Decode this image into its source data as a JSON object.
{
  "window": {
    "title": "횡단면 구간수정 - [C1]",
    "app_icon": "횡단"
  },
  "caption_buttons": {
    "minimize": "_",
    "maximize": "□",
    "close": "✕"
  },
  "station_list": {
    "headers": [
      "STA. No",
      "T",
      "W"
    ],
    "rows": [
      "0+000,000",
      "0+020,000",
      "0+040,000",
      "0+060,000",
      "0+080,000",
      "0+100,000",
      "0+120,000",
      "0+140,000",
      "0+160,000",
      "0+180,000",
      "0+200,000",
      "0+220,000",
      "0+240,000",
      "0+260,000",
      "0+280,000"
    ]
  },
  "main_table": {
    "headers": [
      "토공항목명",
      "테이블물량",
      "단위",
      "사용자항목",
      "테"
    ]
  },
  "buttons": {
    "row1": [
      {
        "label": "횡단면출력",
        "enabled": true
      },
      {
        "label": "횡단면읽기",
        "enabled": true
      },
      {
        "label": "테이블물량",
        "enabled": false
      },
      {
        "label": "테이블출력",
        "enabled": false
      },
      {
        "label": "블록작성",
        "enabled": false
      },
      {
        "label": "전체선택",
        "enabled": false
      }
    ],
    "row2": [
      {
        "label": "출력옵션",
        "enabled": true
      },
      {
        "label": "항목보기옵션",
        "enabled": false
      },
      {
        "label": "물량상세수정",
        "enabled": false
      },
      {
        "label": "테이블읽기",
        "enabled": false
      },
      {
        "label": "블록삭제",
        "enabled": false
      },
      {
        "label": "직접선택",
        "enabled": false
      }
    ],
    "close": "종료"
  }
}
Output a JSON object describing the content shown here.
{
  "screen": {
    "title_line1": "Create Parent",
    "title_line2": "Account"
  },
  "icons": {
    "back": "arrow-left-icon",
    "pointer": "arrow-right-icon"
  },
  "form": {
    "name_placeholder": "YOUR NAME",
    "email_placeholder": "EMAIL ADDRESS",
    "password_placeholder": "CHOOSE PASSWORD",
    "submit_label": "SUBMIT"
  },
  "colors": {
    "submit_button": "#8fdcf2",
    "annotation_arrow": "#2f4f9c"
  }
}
*-*-*
# AIM:
Set all of the entries down again, exactly as they were given.

# RESPONSE:
Decode this image into its source data as a JSON object.
{
  "window": {
    "title": "횡단면 구간수정 - [C1]",
    "app_icon": "횡단"
  },
  "caption_buttons": {
    "minimize": "_",
    "maximize": "□",
    "close": "✕"
  },
  "station_list": {
    "headers": [
      "STA. No",
      "T",
      "W"
    ],
    "rows": [
      "0+000,000",
      "0+020,000",
      "0+040,000",
      "0+060,000",
      "0+080,000",
      "0+100,000",
      "0+120,000",
      "0+140,000",
      "0+160,000",
      "0+180,000",
      "0+200,000",
      "0+220,000",
      "0+240,000",
      "0+260,000",
      "0+280,000"
    ]
  },
  "main_table": {
    "headers": [
      "토공항목명",
      "테이블물량",
      "단위",
      "사용자항목",
      "테"
    ]
  },
  "buttons": {
    "row1": [
      {
        "label": "횡단면출력",
        "enabled": true
      },
      {
        "label": "횡단면읽기",
        "enabled": true
      },
      {
        "label": "테이블물량",
        "enabled": false
      },
      {
        "label": "테이블출력",
        "enabled": false
      },
      {
        "label": "블록작성",
        "enabled": false
      },
      {
        "label": "전체선택",
        "enabled": false
      }
    ],
    "row2": [
      {
        "label": "출력옵션",
        "enabled": true
      },
      {
        "label": "항목보기옵션",
        "enabled": false
      },
      {
        "label": "물량상세수정",
        "enabled": false
      },
      {
        "label": "테이블읽기",
        "enabled": false
      },
      {
        "label": "블록삭제",
        "enabled": false
      },
      {
        "label": "직접선택",
        "enabled": false
      }
    ],
    "close": "종료"
  }
}
Output a JSON object describing the content shown here.
{
  "screen": {
    "title_line1": "Create Parent",
    "title_line2": "Account"
  },
  "icons": {
    "back": "arrow-left-icon",
    "pointer": "arrow-right-icon"
  },
  "form": {
    "name_placeholder": "YOUR NAME",
    "email_placeholder": "EMAIL ADDRESS",
    "password_placeholder": "CHOOSE PASSWORD",
    "submit_label": "SUBMIT"
  },
  "colors": {
    "submit_button": "#8fdcf2",
    "annotation_arrow": "#2f4f9c"
  }
}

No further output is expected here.